Below is a block of records; repeat each one exactly.

>> START

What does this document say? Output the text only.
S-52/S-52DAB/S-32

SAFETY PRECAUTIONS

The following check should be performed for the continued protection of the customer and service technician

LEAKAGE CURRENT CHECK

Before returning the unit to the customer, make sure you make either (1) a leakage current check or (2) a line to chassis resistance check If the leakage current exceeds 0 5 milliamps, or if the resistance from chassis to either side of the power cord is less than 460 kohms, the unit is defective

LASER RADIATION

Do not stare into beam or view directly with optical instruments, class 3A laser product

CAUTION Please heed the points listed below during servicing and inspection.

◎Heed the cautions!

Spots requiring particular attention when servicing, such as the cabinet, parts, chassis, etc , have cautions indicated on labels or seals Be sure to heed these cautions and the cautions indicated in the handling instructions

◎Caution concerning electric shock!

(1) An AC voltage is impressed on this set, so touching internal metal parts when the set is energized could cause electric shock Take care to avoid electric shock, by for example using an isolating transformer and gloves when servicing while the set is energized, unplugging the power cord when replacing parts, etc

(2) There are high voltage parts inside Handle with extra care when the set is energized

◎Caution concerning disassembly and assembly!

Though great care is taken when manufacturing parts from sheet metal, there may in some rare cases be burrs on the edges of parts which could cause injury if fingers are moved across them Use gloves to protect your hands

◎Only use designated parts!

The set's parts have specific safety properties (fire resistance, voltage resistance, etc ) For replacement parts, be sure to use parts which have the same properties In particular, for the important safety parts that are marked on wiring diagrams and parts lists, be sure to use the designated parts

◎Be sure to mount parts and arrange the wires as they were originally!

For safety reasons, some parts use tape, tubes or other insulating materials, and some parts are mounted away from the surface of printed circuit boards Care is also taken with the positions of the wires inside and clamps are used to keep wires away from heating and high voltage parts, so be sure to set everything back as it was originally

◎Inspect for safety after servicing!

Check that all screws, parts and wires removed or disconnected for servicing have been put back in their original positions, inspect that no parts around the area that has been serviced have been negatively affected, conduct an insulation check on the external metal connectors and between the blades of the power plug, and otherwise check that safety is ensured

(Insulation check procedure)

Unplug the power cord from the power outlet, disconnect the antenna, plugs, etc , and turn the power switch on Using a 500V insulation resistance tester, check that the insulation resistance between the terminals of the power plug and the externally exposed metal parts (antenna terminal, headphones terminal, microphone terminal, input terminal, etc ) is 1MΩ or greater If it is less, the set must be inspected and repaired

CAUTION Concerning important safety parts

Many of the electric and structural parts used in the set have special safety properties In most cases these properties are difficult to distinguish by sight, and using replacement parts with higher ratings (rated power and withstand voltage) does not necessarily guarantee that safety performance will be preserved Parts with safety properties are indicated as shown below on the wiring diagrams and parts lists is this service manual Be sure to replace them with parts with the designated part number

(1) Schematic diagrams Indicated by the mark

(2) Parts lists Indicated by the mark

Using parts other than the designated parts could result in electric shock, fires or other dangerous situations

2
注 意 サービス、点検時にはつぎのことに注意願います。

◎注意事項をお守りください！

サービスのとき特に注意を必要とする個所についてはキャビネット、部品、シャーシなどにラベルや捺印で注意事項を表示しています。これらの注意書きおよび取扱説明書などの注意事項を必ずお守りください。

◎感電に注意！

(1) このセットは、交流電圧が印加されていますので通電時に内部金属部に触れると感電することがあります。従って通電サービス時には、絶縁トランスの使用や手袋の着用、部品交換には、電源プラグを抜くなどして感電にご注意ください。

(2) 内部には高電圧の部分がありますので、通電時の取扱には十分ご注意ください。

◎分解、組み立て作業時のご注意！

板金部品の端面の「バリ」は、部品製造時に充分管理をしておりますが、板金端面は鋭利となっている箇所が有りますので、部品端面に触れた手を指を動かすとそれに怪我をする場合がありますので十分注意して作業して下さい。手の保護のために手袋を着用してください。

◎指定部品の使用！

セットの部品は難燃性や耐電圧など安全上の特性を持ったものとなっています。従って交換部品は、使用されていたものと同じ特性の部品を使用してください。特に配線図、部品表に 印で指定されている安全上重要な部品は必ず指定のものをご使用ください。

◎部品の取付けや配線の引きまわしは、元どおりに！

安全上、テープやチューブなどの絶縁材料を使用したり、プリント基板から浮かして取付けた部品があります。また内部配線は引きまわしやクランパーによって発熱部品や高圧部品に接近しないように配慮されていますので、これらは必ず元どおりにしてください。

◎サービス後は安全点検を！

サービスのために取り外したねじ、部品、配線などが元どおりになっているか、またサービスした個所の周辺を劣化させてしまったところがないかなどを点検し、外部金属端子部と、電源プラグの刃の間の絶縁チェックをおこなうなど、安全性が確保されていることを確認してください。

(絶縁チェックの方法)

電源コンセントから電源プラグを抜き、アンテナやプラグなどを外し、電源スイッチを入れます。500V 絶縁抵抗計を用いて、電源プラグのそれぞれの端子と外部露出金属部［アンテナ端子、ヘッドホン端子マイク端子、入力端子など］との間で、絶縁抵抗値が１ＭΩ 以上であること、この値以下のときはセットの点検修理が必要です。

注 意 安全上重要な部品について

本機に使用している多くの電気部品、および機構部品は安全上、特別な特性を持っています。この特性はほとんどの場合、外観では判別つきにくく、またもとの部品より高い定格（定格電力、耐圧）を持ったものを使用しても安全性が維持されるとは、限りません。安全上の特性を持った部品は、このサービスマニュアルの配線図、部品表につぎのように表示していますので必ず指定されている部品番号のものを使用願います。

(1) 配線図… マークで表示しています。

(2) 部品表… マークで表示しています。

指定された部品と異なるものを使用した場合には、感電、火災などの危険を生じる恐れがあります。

>> END

**SOLUTION FOR THIS TASK**
What does this document say? Output the text only.
S-52/S-52DAB/S-32

SAFETY PRECAUTIONS

The following check should be performed for the continued protection of the customer and service technician

LEAKAGE CURRENT CHECK

Before returning the unit to the customer, make sure you make either (1) a leakage current check or (2) a line to chassis resistance check If the leakage current exceeds 0 5 milliamps, or if the resistance from chassis to either side of the power cord is less than 460 kohms, the unit is defective

LASER RADIATION

Do not stare into beam or view directly with optical instruments, class 3A laser product

CAUTION Please heed the points listed below during servicing and inspection.

◎Heed the cautions!

Spots requiring particular attention when servicing, such as the cabinet, parts, chassis, etc , have cautions indicated on labels or seals Be sure to heed these cautions and the cautions indicated in the handling instructions

◎Caution concerning electric shock!

(1) An AC voltage is impressed on this set, so touching internal metal parts when the set is energized could cause electric shock Take care to avoid electric shock, by for example using an isolating transformer and gloves when servicing while the set is energized, unplugging the power cord when replacing parts, etc

(2) There are high voltage parts inside Handle with extra care when the set is energized

◎Caution concerning disassembly and assembly!

Though great care is taken when manufacturing parts from sheet metal, there may in some rare cases be burrs on the edges of parts which could cause injury if fingers are moved across them Use gloves to protect your hands

◎Only use designated parts!

The set's parts have specific safety properties (fire resistance, voltage resistance, etc ) For replacement parts, be sure to use parts which have the same properties In particular, for the important safety parts that are marked on wiring diagrams and parts lists, be sure to use the designated parts

◎Be sure to mount parts and arrange the wires as they were originally!

For safety reasons, some parts use tape, tubes or other insulating materials, and some parts are mounted away from the surface of printed circuit boards Care is also taken with the positions of the wires inside and clamps are used to keep wires away from heating and high voltage parts, so be sure to set everything back as it was originally

◎Inspect for safety after servicing!

Check that all screws, parts and wires removed or disconnected for servicing have been put back in their original positions, inspect that no parts around the area that has been serviced have been negatively affected, conduct an insulation check on the external metal connectors and between the blades of the power plug, and otherwise check that safety is ensured

(Insulation check procedure)

Unplug the power cord from the power outlet, disconnect the antenna, plugs, etc , and turn the power switch on Using a 500V insulation resistance tester, check that the insulation resistance between the terminals of the power plug and the externally exposed metal parts (antenna terminal, headphones terminal, microphone terminal, input terminal, etc ) is 1MΩ or greater If it is less, the set must be inspected and repaired

CAUTION Concerning important safety parts

Many of the electric and structural parts used in the set have special safety properties In most cases these properties are difficult to distinguish by sight, and using replacement parts with higher ratings (rated power and withstand voltage) does not necessarily guarantee that safety performance will be preserved Parts with safety properties are indicated as shown below on the wiring diagrams and parts lists is this service manual Be sure to replace them with parts with the designated part number

(1) Schematic diagrams Indicated by the mark

(2) Parts lists Indicated by the mark

Using parts other than the designated parts could result in electric shock, fires or other dangerous situations

2
注 意 サービス、点検時にはつぎのことに注意願います。

◎注意事項をお守りください！

サービスのとき特に注意を必要とする個所についてはキャビネット、部品、シャーシなどにラベルや捺印で注意事項を表示しています。これらの注意書きおよび取扱説明書などの注意事項を必ずお守りください。

◎感電に注意！

(1) このセットは、交流電圧が印加されていますので通電時に内部金属部に触れると感電することがあります。従って通電サービス時には、絶縁トランスの使用や手袋の着用、部品交換には、電源プラグを抜くなどして感電にご注意ください。

(2) 内部には高電圧の部分がありますので、通電時の取扱には十分ご注意ください。

◎分解、組み立て作業時のご注意！

板金部品の端面の「バリ」は、部品製造時に充分管理をしておりますが、板金端面は鋭利となっている箇所が有りますので、部品端面に触れた手を指を動かすとそれに怪我をする場合がありますので十分注意して作業して下さい。手の保護のために手袋を着用してください。

◎指定部品の使用！

セットの部品は難燃性や耐電圧など安全上の特性を持ったものとなっています。従って交換部品は、使用されていたものと同じ特性の部品を使用してください。特に配線図、部品表に 印で指定されている安全上重要な部品は必ず指定のものをご使用ください。

◎部品の取付けや配線の引きまわしは、元どおりに！

安全上、テープやチューブなどの絶縁材料を使用したり、プリント基板から浮かして取付けた部品があります。また内部配線は引きまわしやクランパーによって発熱部品や高圧部品に接近しないように配慮されていますので、これらは必ず元どおりにしてください。

◎サービス後は安全点検を！

サービスのために取り外したねじ、部品、配線などが元どおりになっているか、またサービスした個所の周辺を劣化させてしまったところがないかなどを点検し、外部金属端子部と、電源プラグの刃の間の絶縁チェックをおこなうなど、安全性が確保されていることを確認してください。

(絶縁チェックの方法)

電源コンセントから電源プラグを抜き、アンテナやプラグなどを外し、電源スイッチを入れます。500V 絶縁抵抗計を用いて、電源プラグのそれぞれの端子と外部露出金属部［アンテナ端子、ヘッドホン端子マイク端子、入力端子など］との間で、絶縁抵抗値が１ＭΩ 以上であること、この値以下のときはセットの点検修理が必要です。

注 意 安全上重要な部品について

本機に使用している多くの電気部品、および機構部品は安全上、特別な特性を持っています。この特性はほとんどの場合、外観では判別つきにくく、またもとの部品より高い定格（定格電力、耐圧）を持ったものを使用しても安全性が維持されるとは、限りません。安全上の特性を持った部品は、このサービスマニュアルの配線図、部品表につぎのように表示していますので必ず指定されている部品番号のものを使用願います。

(1) 配線図… マークで表示しています。

(2) 部品表… マークで表示しています。

指定された部品と異なるものを使用した場合には、感電、火災などの危険を生じる恐れがあります。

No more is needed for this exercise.